◆ **Your task**
Skip the pictures and repeat each line of the data exactly.

** start of Input records **

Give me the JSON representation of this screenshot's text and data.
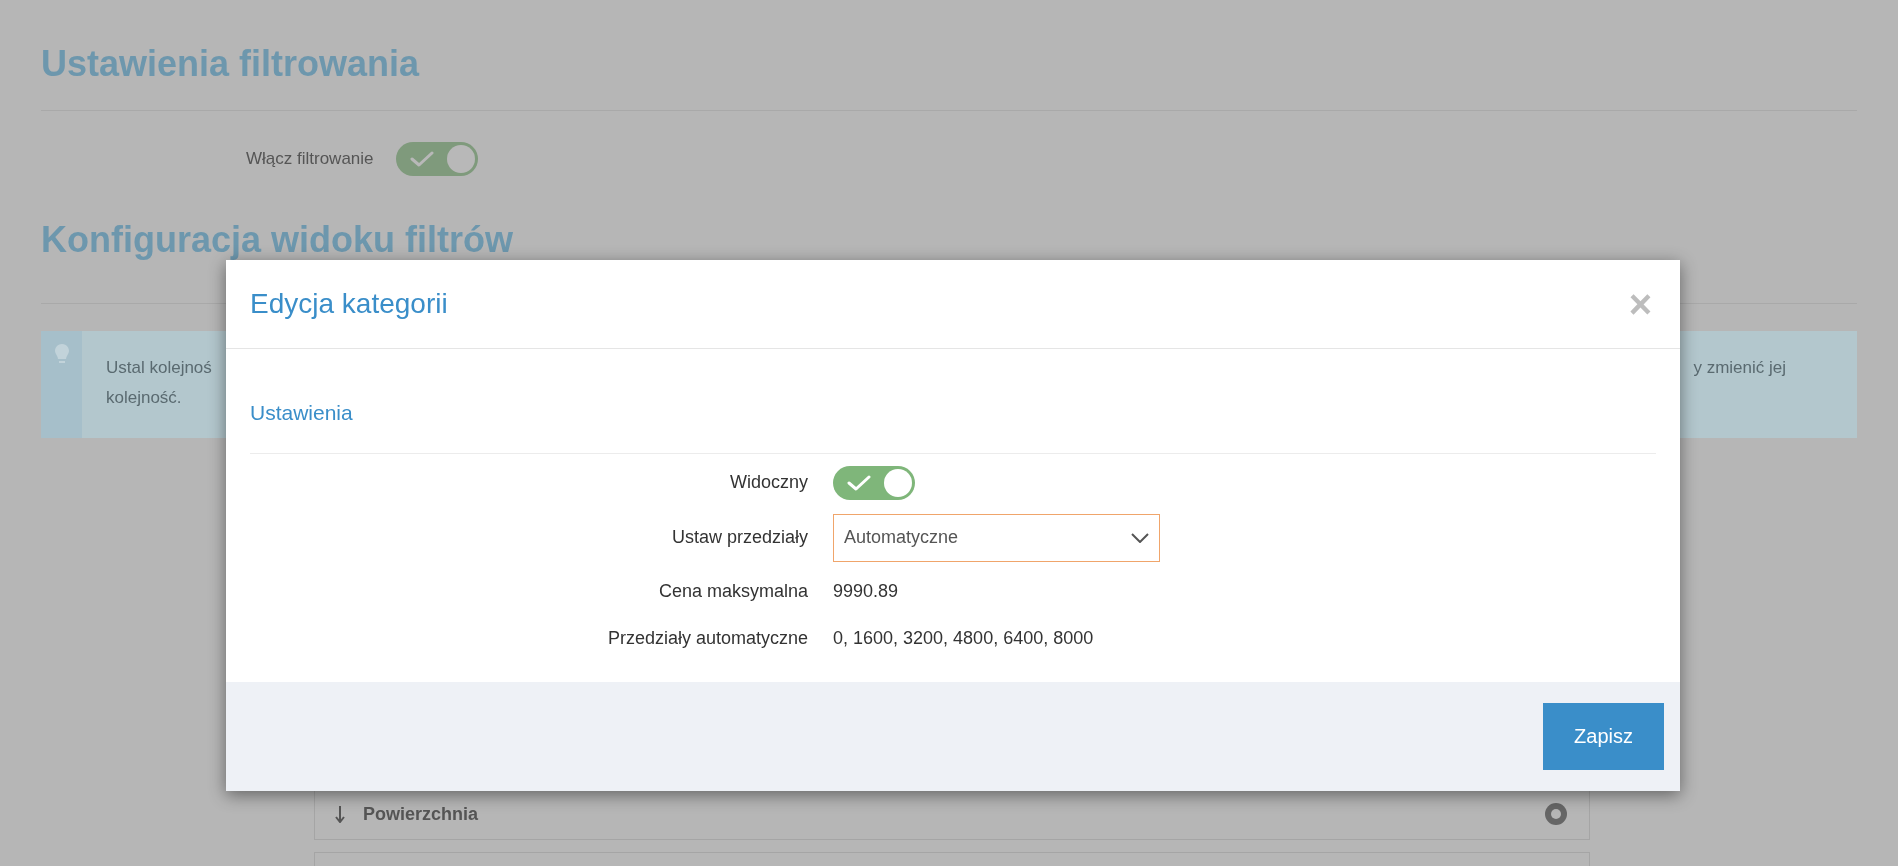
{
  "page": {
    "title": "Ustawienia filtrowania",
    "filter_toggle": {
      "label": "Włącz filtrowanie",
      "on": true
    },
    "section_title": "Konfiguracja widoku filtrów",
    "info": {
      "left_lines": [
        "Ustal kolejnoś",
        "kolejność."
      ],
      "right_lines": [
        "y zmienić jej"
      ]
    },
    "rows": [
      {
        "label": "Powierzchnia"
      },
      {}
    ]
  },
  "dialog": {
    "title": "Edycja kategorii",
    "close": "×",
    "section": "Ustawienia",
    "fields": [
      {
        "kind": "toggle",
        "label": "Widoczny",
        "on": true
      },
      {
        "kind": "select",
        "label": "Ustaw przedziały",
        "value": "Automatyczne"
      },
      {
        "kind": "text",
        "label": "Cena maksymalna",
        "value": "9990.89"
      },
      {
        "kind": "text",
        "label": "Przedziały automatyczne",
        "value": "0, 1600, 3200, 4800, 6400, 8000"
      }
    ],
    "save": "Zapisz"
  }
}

** end of Input records **

◆ **Expected answer**
Give me the JSON representation of this screenshot's text and data.
{
  "page": {
    "title": "Ustawienia filtrowania",
    "filter_toggle": {
      "label": "Włącz filtrowanie",
      "on": true
    },
    "section_title": "Konfiguracja widoku filtrów",
    "info": {
      "left_lines": [
        "Ustal kolejnoś",
        "kolejność."
      ],
      "right_lines": [
        "y zmienić jej"
      ]
    },
    "rows": [
      {
        "label": "Powierzchnia"
      },
      {}
    ]
  },
  "dialog": {
    "title": "Edycja kategorii",
    "close": "×",
    "section": "Ustawienia",
    "fields": [
      {
        "kind": "toggle",
        "label": "Widoczny",
        "on": true
      },
      {
        "kind": "select",
        "label": "Ustaw przedziały",
        "value": "Automatyczne"
      },
      {
        "kind": "text",
        "label": "Cena maksymalna",
        "value": "9990.89"
      },
      {
        "kind": "text",
        "label": "Przedziały automatyczne",
        "value": "0, 1600, 3200, 4800, 6400, 8000"
      }
    ],
    "save": "Zapisz"
  }
}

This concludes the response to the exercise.